**GIVEN REQUEST:** Work through the data line by line, gathering every line that has the word "icon".

++++++++++

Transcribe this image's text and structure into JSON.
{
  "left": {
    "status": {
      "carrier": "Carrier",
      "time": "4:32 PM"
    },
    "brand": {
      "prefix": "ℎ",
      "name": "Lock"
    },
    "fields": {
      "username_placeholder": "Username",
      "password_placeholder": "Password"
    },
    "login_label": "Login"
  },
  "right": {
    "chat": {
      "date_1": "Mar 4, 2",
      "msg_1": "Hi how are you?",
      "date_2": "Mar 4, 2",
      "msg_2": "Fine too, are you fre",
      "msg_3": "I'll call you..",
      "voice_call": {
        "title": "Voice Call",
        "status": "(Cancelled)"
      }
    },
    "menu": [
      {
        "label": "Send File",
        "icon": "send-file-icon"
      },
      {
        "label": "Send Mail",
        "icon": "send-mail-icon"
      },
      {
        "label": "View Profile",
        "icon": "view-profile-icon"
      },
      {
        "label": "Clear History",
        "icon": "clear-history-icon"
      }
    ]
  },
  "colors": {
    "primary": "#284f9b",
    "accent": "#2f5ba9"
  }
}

++++++++++

**CORRECT RESPONSE:**
        "icon": "send-file-icon"
        "icon": "send-mail-icon"
        "icon": "view-profile-icon"
        "icon": "clear-history-icon"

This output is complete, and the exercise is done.